▶ [Quoted passage]:
Loïc Baumann

Posted on Apr 5 • Originally published at nockawa.github.io

What Game Engines Know About Data That Databases Forgot

#csharp #database #ecs #gamedev

💡Typhon is an embedded, persistent, ACID database engine written in .NET that speaks the native language of game servers and real-time simulations: entities, components, and systems.

It delivers full transactional safety with MVCC snapshot isolation at sub-microsecond latency, powered by cache-line-aware storage, zero-copy access, and configurable durability.

Series: A Database That Thinks Like a Game Engine

Why I'm Building a Database Engine in C#

What Game Engines Know About Data That Databases Forgot (this post)

Microsecond Latency in a Managed Language (coming soon)

Game servers sit at an uncomfortable intersection. They need the raw throughput of a game engine — tens of thousands of entities updated every tick. But they also need what databases provide: transactions that don't corrupt state, queries that don't scan everything, and durability that survives crashes.

▶ [Spatial layout entries]:

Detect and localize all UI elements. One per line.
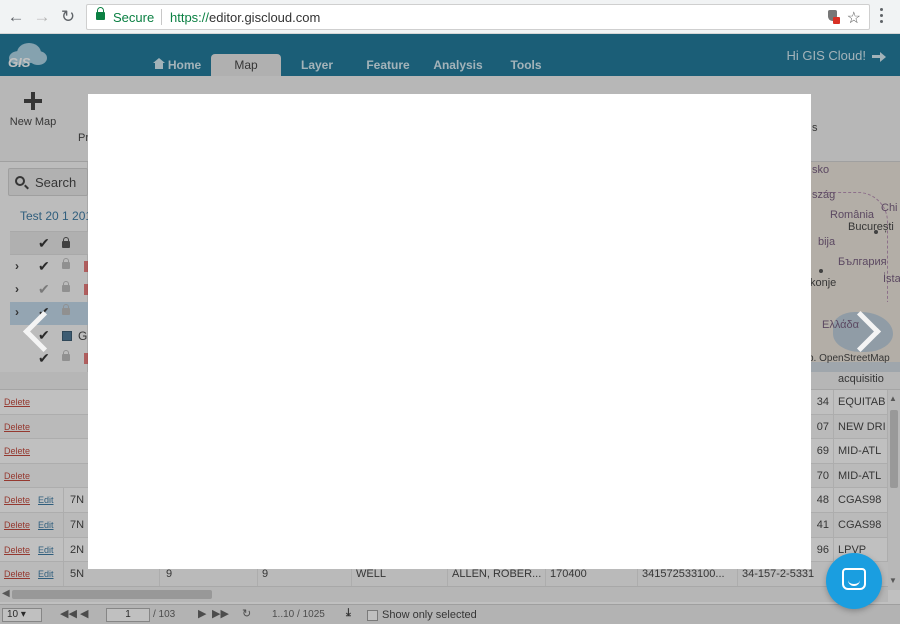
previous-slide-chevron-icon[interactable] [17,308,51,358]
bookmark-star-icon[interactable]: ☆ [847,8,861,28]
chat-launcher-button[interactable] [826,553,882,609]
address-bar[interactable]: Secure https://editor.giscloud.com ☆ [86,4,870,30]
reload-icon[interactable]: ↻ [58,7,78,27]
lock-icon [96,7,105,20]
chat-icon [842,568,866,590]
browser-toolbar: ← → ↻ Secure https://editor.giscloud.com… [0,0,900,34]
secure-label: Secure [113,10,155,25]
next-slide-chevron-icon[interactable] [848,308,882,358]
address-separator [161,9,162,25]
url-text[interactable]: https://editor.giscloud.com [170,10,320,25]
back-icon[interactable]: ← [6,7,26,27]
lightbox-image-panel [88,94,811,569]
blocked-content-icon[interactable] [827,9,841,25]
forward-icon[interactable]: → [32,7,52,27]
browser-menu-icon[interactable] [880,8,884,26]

▶ [The tasks]:
1. Reproduce verbatim the part of the game-engine database post above, starting with "Why I'm Building" and going on through "Language (coming soon)".
2. Can you condense the paragraph of the game-engine database post that begins "Game servers sit at an uncomfortable intersection" into a short list that keeps its main facts?

▶ [Solutions below]:
1.
Why I'm Building a Database Engine in C#

What Game Engines Know About Data That Databases Forgot (this post)

Microsecond Latency in a Managed Language (coming soon)

2.
Game servers need two things at once:
- The raw throughput of a game engine, with tens of thousands of entities updated every tick
- Database guarantees: transactions that don't corrupt state, queries that don't scan everything, and durability that survives crashes